Aim:
Write out each line word for word. Drop pictures.

Data listing:
______

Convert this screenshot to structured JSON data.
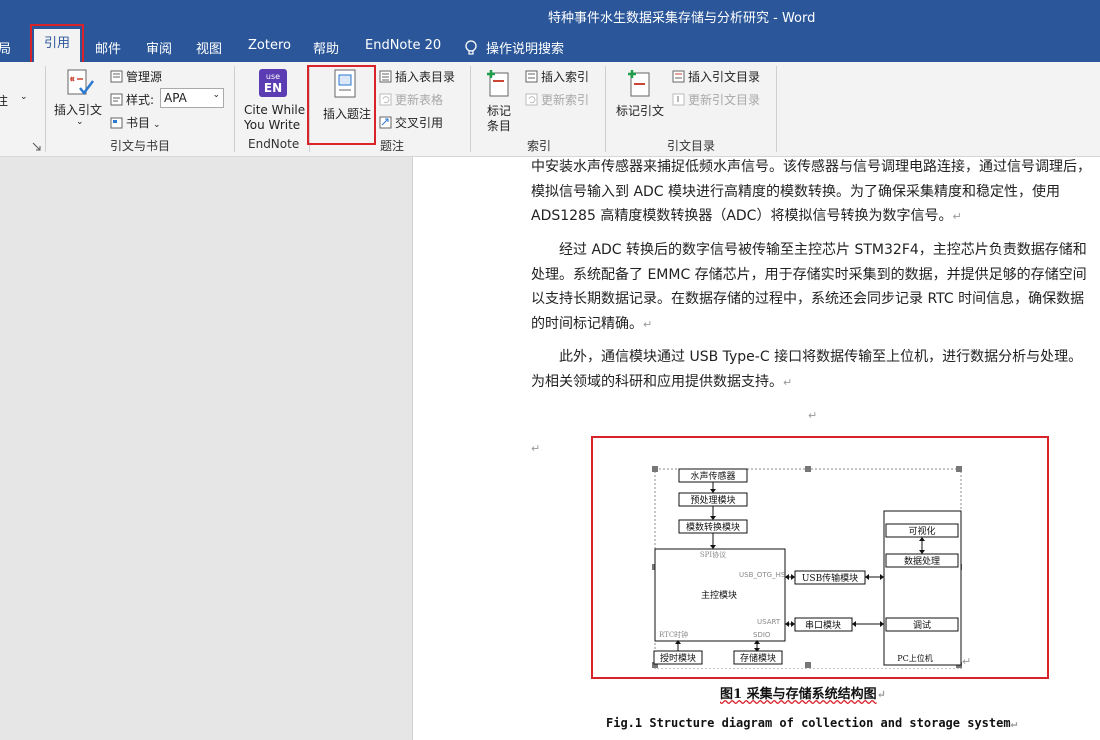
{
  "window": {
    "title": "特种事件水生数据采集存储与分析研究  -  Word"
  },
  "tabs": [
    {
      "label": "布局",
      "partial": "局"
    },
    {
      "label": "引用"
    },
    {
      "label": "邮件"
    },
    {
      "label": "审阅"
    },
    {
      "label": "视图"
    },
    {
      "label": "Zotero"
    },
    {
      "label": "帮助"
    },
    {
      "label": "EndNote 20"
    },
    {
      "label": "操作说明搜索"
    }
  ],
  "ribbon": {
    "footnotes_partial": "注",
    "citations": {
      "insert_citation": "插入引文",
      "manage_sources": "管理源",
      "style_label": "样式:",
      "style_value": "APA",
      "bibliography": "书目",
      "group_label": "引文与书目"
    },
    "endnote": {
      "cite_line1": "Cite While",
      "cite_line2": "You Write",
      "group_label": "EndNote"
    },
    "captions": {
      "insert_caption": "插入题注",
      "insert_table_of_figures": "插入表目录",
      "update_table": "更新表格",
      "cross_reference": "交叉引用",
      "group_label": "题注"
    },
    "index": {
      "mark_entry_l1": "标记",
      "mark_entry_l2": "条目",
      "insert_index": "插入索引",
      "update_index": "更新索引",
      "group_label": "索引"
    },
    "toa": {
      "mark_citation": "标记引文",
      "insert_toa": "插入引文目录",
      "update_toa": "更新引文目录",
      "group_label": "引文目录"
    }
  },
  "document": {
    "paragraphs": [
      "中安装水声传感器来捕捉低频水声信号。该传感器与信号调理电路连接，通过信号调理后，模拟信号输入到 ADC 模块进行高精度的模数转换。为了确保采集精度和稳定性，使用 ADS1285 高精度模数转换器（ADC）将模拟信号转换为数字信号。",
      "经过 ADC 转换后的数字信号被传输至主控芯片 STM32F4，主控芯片负责数据存储和处理。系统配备了 EMMC 存储芯片，用于存储实时采集到的数据，并提供足够的存储空间以支持长期数据记录。在数据存储的过程中，系统还会同步记录 RTC 时间信息，确保数据的时间标记精确。",
      "此外，通信模块通过 USB Type-C 接口将数据传输至上位机，进行数据分析与处理。为相关领域的科研和应用提供数据支持。"
    ],
    "diagram": {
      "sensor": "水声传感器",
      "preprocess": "预处理模块",
      "adc": "模数转换模块",
      "spi": "SPI协议",
      "main": "主控模块",
      "usb_otg": "USB_OTG_HS",
      "usart": "USART",
      "rtc_clock": "RTC时钟",
      "sdio": "SDIO",
      "usb_module": "USB传输模块",
      "uart_module": "串口模块",
      "timer": "授时模块",
      "storage": "存储模块",
      "visual": "可视化",
      "data_proc": "数据处理",
      "debug": "调试",
      "pc": "PC上位机"
    },
    "caption_cn": "图1  采集与存储系统结构图",
    "caption_en": "Fig.1  Structure diagram of collection and storage system"
  }
}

______

Solution for this problem:
Convert this screenshot to structured JSON data.
{
  "window": {
    "title": "特种事件水生数据采集存储与分析研究  -  Word"
  },
  "tabs": [
    {
      "label": "布局",
      "partial": "局"
    },
    {
      "label": "引用"
    },
    {
      "label": "邮件"
    },
    {
      "label": "审阅"
    },
    {
      "label": "视图"
    },
    {
      "label": "Zotero"
    },
    {
      "label": "帮助"
    },
    {
      "label": "EndNote 20"
    },
    {
      "label": "操作说明搜索"
    }
  ],
  "ribbon": {
    "footnotes_partial": "注",
    "citations": {
      "insert_citation": "插入引文",
      "manage_sources": "管理源",
      "style_label": "样式:",
      "style_value": "APA",
      "bibliography": "书目",
      "group_label": "引文与书目"
    },
    "endnote": {
      "cite_line1": "Cite While",
      "cite_line2": "You Write",
      "group_label": "EndNote"
    },
    "captions": {
      "insert_caption": "插入题注",
      "insert_table_of_figures": "插入表目录",
      "update_table": "更新表格",
      "cross_reference": "交叉引用",
      "group_label": "题注"
    },
    "index": {
      "mark_entry_l1": "标记",
      "mark_entry_l2": "条目",
      "insert_index": "插入索引",
      "update_index": "更新索引",
      "group_label": "索引"
    },
    "toa": {
      "mark_citation": "标记引文",
      "insert_toa": "插入引文目录",
      "update_toa": "更新引文目录",
      "group_label": "引文目录"
    }
  },
  "document": {
    "paragraphs": [
      "中安装水声传感器来捕捉低频水声信号。该传感器与信号调理电路连接，通过信号调理后，模拟信号输入到 ADC 模块进行高精度的模数转换。为了确保采集精度和稳定性，使用 ADS1285 高精度模数转换器（ADC）将模拟信号转换为数字信号。",
      "经过 ADC 转换后的数字信号被传输至主控芯片 STM32F4，主控芯片负责数据存储和处理。系统配备了 EMMC 存储芯片，用于存储实时采集到的数据，并提供足够的存储空间以支持长期数据记录。在数据存储的过程中，系统还会同步记录 RTC 时间信息，确保数据的时间标记精确。",
      "此外，通信模块通过 USB Type-C 接口将数据传输至上位机，进行数据分析与处理。为相关领域的科研和应用提供数据支持。"
    ],
    "diagram": {
      "sensor": "水声传感器",
      "preprocess": "预处理模块",
      "adc": "模数转换模块",
      "spi": "SPI协议",
      "main": "主控模块",
      "usb_otg": "USB_OTG_HS",
      "usart": "USART",
      "rtc_clock": "RTC时钟",
      "sdio": "SDIO",
      "usb_module": "USB传输模块",
      "uart_module": "串口模块",
      "timer": "授时模块",
      "storage": "存储模块",
      "visual": "可视化",
      "data_proc": "数据处理",
      "debug": "调试",
      "pc": "PC上位机"
    },
    "caption_cn": "图1  采集与存储系统结构图",
    "caption_en": "Fig.1  Structure diagram of collection and storage system"
  }
}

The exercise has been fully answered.